§ **WRITTEN TASK**:
Copy out the data exactly, leaving the pictures behind.

##### INPUT DATA #####

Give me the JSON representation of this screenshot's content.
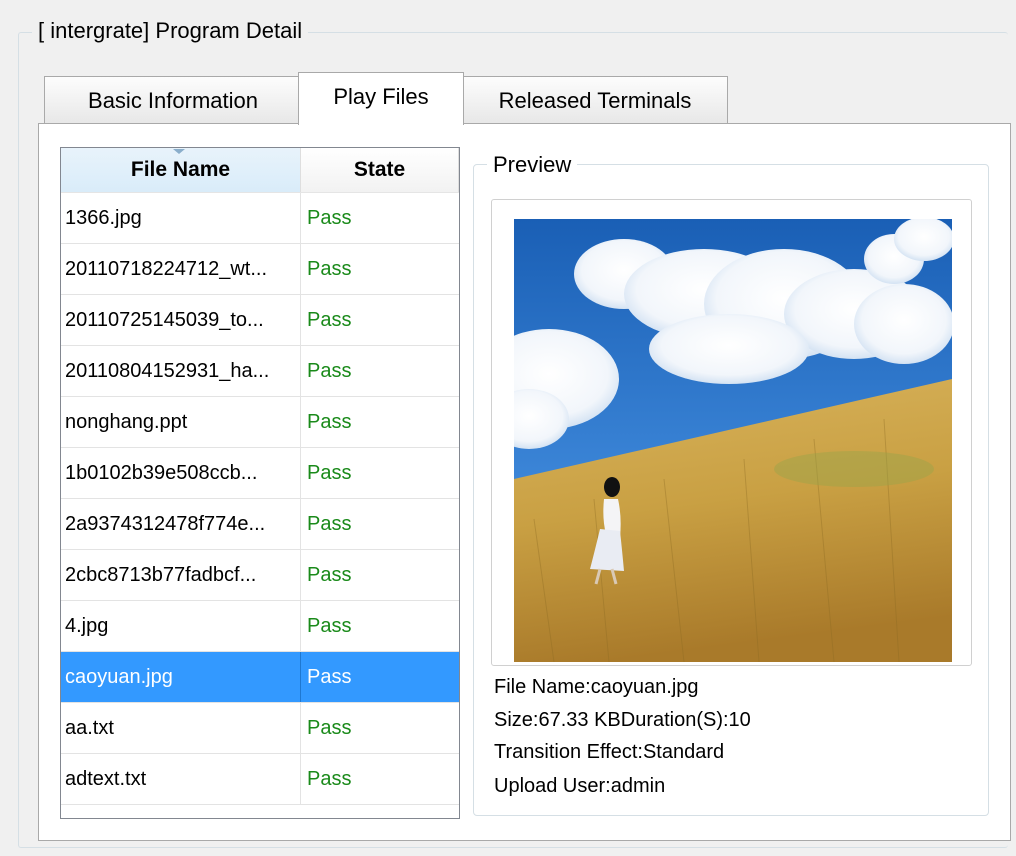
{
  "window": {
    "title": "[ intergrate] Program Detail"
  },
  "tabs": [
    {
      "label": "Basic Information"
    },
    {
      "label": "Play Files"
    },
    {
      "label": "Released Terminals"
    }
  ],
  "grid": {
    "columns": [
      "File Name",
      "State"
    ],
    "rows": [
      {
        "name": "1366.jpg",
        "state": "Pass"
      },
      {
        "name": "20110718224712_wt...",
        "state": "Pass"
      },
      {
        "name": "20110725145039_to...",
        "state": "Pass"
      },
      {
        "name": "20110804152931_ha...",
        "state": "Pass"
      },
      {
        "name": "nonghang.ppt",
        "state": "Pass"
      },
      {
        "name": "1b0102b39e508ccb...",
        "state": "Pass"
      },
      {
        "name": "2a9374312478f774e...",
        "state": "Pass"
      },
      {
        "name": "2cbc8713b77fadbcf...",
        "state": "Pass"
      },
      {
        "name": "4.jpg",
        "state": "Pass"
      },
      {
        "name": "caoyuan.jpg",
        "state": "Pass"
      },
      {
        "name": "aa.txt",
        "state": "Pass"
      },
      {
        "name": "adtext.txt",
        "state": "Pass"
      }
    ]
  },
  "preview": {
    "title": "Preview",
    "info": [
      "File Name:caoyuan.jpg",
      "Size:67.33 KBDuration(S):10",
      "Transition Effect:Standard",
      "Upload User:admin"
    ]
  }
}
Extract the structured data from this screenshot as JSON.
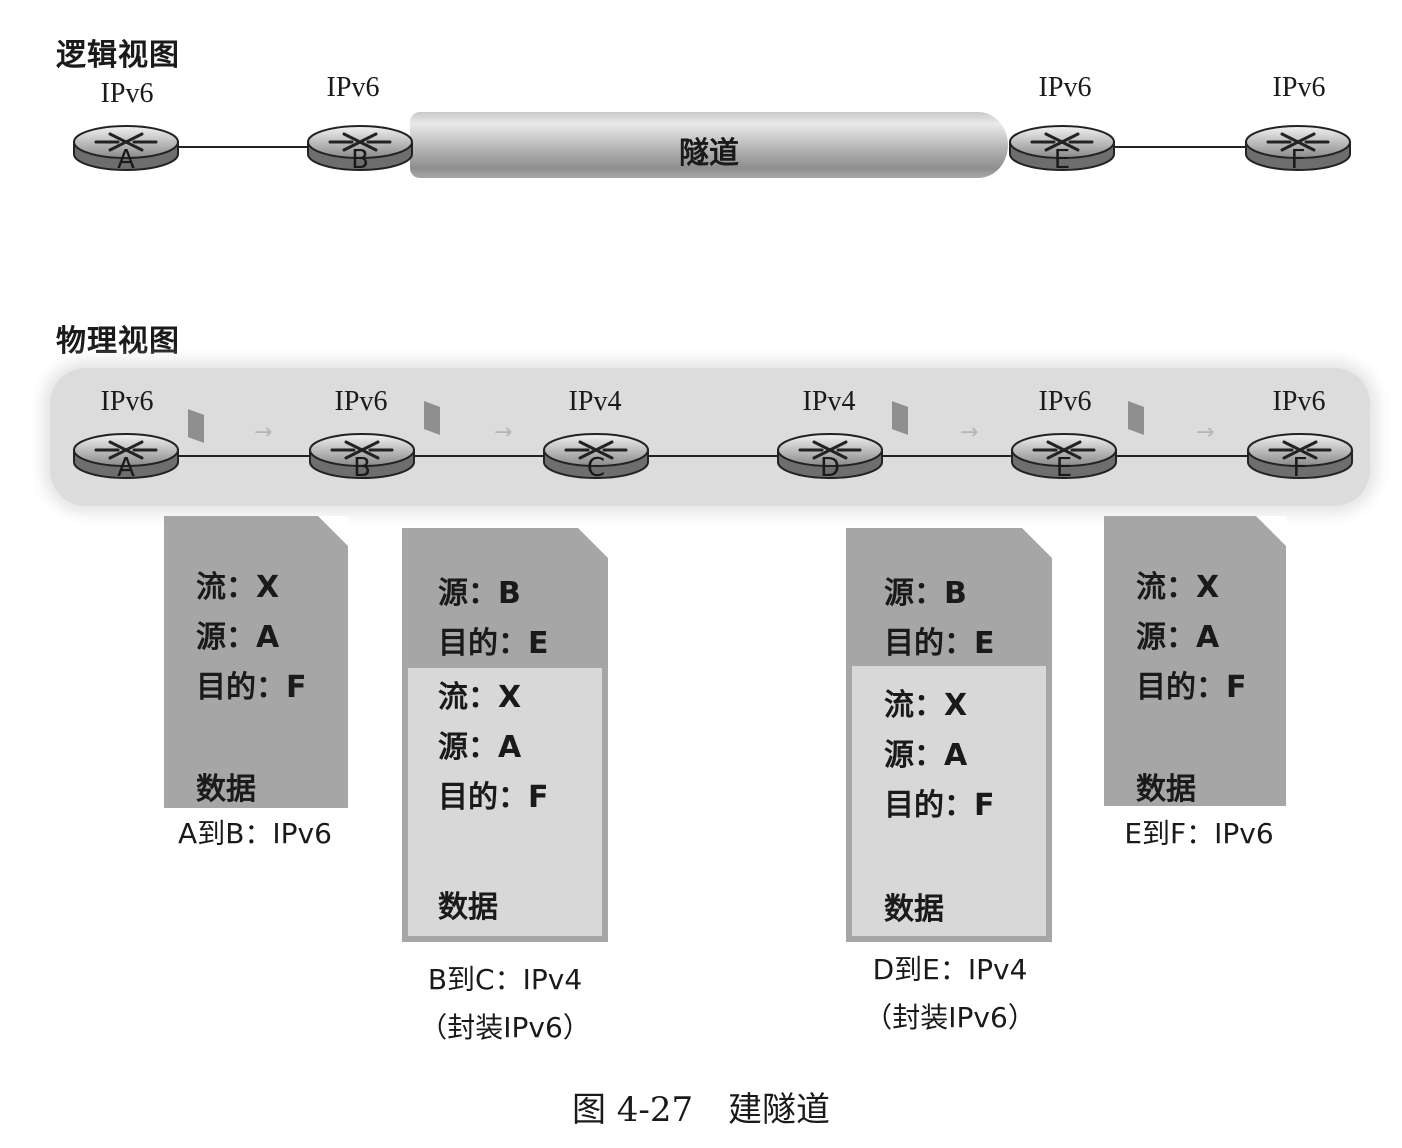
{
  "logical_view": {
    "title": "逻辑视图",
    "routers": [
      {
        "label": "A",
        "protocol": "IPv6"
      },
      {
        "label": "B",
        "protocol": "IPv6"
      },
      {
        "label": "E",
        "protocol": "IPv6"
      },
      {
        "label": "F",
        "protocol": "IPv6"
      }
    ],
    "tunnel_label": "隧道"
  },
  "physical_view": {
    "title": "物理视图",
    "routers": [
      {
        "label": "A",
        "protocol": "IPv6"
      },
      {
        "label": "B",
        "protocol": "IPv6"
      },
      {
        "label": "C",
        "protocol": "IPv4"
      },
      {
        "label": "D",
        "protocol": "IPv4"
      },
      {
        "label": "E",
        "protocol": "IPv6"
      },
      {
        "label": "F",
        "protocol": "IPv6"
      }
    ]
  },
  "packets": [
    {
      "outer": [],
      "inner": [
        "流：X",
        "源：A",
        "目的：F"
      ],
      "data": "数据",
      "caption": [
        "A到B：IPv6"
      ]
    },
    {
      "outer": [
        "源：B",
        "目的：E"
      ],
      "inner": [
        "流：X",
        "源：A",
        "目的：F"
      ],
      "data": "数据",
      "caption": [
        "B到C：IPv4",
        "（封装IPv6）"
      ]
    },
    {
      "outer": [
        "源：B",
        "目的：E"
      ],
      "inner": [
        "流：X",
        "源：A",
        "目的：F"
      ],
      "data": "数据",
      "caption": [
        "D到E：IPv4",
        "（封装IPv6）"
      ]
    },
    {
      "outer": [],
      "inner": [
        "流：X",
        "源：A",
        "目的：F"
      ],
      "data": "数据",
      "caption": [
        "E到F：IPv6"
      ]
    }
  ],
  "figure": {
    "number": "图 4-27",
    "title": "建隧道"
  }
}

#####

§ **WRITTEN ANSWER**:
Give me the JSON representation of this screenshot's content.
{
  "window": {
    "title": "[ intergrate] Program Detail"
  },
  "tabs": [
    {
      "label": "Basic Information"
    },
    {
      "label": "Play Files"
    },
    {
      "label": "Released Terminals"
    }
  ],
  "grid": {
    "columns": [
      "File Name",
      "State"
    ],
    "rows": [
      {
        "name": "1366.jpg",
        "state": "Pass"
      },
      {
        "name": "20110718224712_wt...",
        "state": "Pass"
      },
      {
        "name": "20110725145039_to...",
        "state": "Pass"
      },
      {
        "name": "20110804152931_ha...",
        "state": "Pass"
      },
      {
        "name": "nonghang.ppt",
        "state": "Pass"
      },
      {
        "name": "1b0102b39e508ccb...",
        "state": "Pass"
      },
      {
        "name": "2a9374312478f774e...",
        "state": "Pass"
      },
      {
        "name": "2cbc8713b77fadbcf...",
        "state": "Pass"
      },
      {
        "name": "4.jpg",
        "state": "Pass"
      },
      {
        "name": "caoyuan.jpg",
        "state": "Pass"
      },
      {
        "name": "aa.txt",
        "state": "Pass"
      },
      {
        "name": "adtext.txt",
        "state": "Pass"
      }
    ]
  },
  "preview": {
    "title": "Preview",
    "info": [
      "File Name:caoyuan.jpg",
      "Size:67.33 KBDuration(S):10",
      "Transition Effect:Standard",
      "Upload User:admin"
    ]
  }
}
Extract the structured data from this screenshot as JSON.
{
  "logical_view": {
    "title": "逻辑视图",
    "routers": [
      {
        "label": "A",
        "protocol": "IPv6"
      },
      {
        "label": "B",
        "protocol": "IPv6"
      },
      {
        "label": "E",
        "protocol": "IPv6"
      },
      {
        "label": "F",
        "protocol": "IPv6"
      }
    ],
    "tunnel_label": "隧道"
  },
  "physical_view": {
    "title": "物理视图",
    "routers": [
      {
        "label": "A",
        "protocol": "IPv6"
      },
      {
        "label": "B",
        "protocol": "IPv6"
      },
      {
        "label": "C",
        "protocol": "IPv4"
      },
      {
        "label": "D",
        "protocol": "IPv4"
      },
      {
        "label": "E",
        "protocol": "IPv6"
      },
      {
        "label": "F",
        "protocol": "IPv6"
      }
    ]
  },
  "packets": [
    {
      "outer": [],
      "inner": [
        "流：X",
        "源：A",
        "目的：F"
      ],
      "data": "数据",
      "caption": [
        "A到B：IPv6"
      ]
    },
    {
      "outer": [
        "源：B",
        "目的：E"
      ],
      "inner": [
        "流：X",
        "源：A",
        "目的：F"
      ],
      "data": "数据",
      "caption": [
        "B到C：IPv4",
        "（封装IPv6）"
      ]
    },
    {
      "outer": [
        "源：B",
        "目的：E"
      ],
      "inner": [
        "流：X",
        "源：A",
        "目的：F"
      ],
      "data": "数据",
      "caption": [
        "D到E：IPv4",
        "（封装IPv6）"
      ]
    },
    {
      "outer": [],
      "inner": [
        "流：X",
        "源：A",
        "目的：F"
      ],
      "data": "数据",
      "caption": [
        "E到F：IPv6"
      ]
    }
  ],
  "figure": {
    "number": "图 4-27",
    "title": "建隧道"
  }
}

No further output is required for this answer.